╭─ DATA PROVIDED

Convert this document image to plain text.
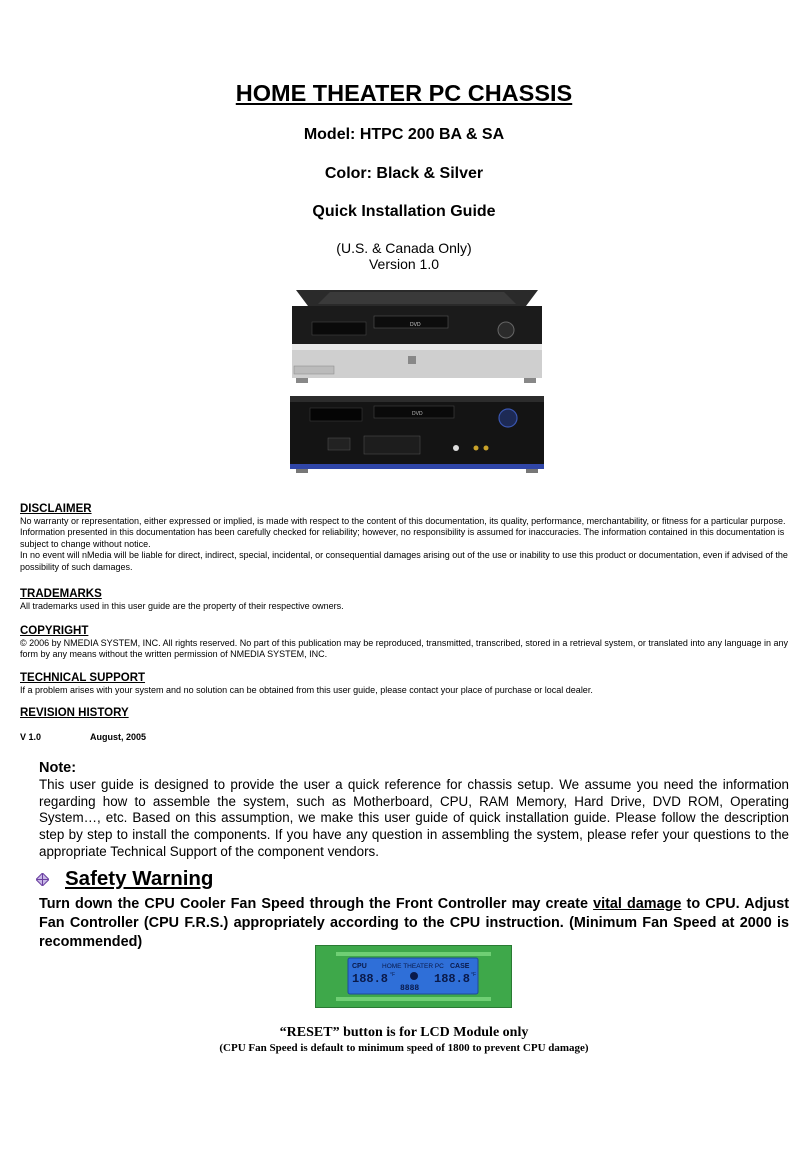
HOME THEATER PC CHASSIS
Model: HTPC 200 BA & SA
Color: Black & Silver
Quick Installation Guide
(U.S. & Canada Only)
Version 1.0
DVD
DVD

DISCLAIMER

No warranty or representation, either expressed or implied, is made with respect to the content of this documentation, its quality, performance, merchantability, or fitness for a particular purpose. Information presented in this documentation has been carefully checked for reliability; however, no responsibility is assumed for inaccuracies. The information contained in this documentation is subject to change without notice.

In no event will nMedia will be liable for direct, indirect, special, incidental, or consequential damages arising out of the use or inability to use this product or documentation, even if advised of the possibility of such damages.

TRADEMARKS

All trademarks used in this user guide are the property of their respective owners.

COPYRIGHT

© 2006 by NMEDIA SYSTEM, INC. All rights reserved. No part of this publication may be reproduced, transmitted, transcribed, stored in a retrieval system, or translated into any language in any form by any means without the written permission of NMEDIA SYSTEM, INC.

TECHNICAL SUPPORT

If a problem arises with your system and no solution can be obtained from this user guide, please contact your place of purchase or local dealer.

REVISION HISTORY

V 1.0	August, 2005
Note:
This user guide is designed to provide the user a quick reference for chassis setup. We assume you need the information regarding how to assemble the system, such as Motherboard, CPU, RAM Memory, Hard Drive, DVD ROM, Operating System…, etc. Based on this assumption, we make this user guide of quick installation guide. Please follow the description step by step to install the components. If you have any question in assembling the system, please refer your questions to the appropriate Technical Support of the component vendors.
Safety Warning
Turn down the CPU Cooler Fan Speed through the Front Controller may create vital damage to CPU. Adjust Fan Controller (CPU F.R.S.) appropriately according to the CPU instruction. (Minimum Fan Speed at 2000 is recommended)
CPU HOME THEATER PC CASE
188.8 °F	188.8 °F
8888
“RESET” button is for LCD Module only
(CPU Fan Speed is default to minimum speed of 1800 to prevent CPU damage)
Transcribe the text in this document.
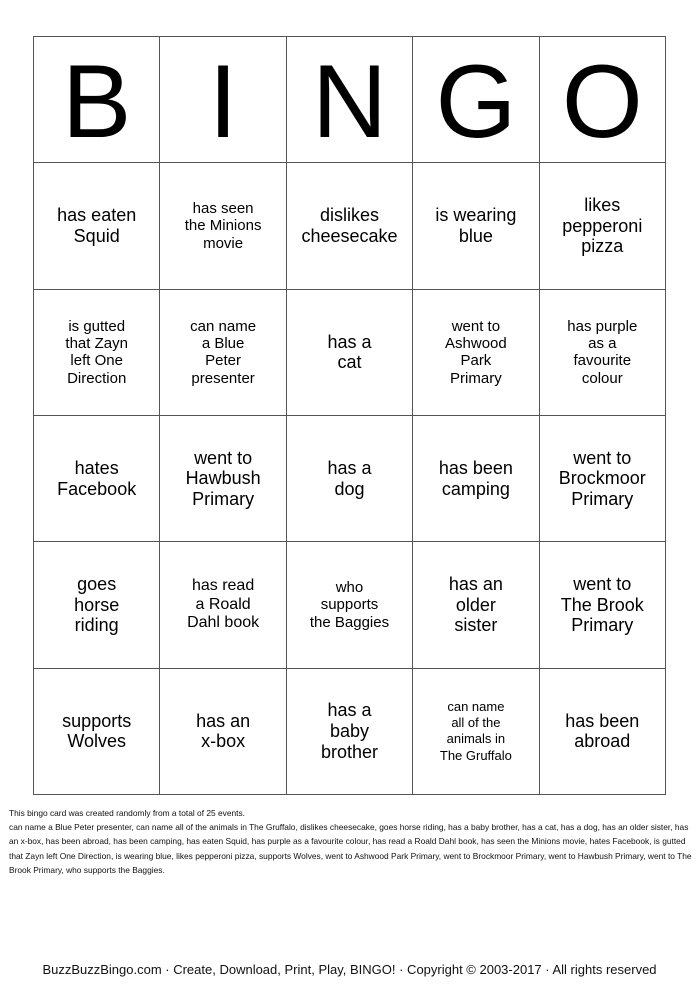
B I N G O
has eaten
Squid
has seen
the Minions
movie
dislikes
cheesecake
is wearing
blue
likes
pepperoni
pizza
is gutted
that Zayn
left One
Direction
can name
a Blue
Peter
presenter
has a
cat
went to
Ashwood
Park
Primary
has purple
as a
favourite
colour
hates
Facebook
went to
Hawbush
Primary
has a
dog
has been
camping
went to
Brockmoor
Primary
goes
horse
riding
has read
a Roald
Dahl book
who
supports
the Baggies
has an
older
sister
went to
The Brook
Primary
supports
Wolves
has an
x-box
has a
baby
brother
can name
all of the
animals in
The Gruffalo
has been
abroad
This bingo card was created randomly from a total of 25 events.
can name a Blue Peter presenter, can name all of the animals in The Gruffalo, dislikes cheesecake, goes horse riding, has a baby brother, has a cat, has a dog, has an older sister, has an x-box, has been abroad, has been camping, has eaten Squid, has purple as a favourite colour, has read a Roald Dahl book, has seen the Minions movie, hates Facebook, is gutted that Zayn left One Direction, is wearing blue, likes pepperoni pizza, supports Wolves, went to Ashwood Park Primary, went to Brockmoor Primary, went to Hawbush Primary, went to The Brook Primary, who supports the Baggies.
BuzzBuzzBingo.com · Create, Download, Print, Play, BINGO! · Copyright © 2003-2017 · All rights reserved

╰─
╭─ DATA PROVIDED

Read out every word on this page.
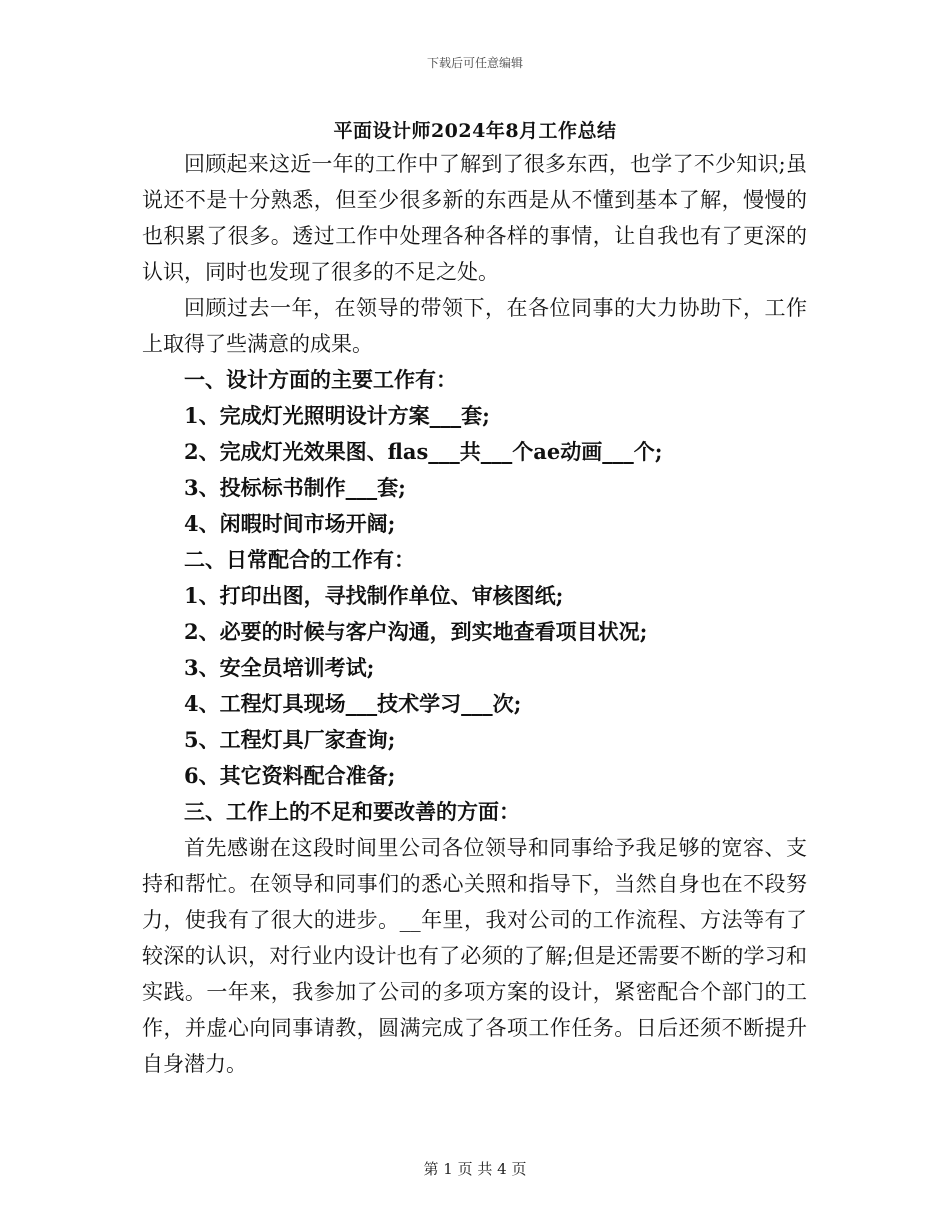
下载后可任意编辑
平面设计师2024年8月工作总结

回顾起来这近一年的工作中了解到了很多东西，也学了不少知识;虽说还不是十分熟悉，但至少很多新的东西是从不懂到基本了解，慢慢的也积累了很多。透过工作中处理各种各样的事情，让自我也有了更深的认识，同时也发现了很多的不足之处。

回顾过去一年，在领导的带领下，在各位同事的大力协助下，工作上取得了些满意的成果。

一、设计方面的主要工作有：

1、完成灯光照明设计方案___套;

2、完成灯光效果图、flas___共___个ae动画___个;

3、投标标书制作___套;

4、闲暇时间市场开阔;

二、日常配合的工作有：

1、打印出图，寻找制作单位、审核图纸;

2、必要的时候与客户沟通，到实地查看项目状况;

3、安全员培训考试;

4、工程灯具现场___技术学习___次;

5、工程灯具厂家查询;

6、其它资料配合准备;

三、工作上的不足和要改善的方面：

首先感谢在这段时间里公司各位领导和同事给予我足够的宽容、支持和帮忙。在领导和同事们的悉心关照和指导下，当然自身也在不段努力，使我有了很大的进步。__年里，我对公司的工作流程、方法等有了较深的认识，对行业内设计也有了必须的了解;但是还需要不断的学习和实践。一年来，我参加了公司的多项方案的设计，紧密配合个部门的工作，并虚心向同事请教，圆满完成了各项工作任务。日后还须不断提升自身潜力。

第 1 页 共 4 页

╰─

GIVEN EXERCISE ::
Lines containing "from" are to be counted. State the total and add nothing.

PROBLEM SOLUTION ::
2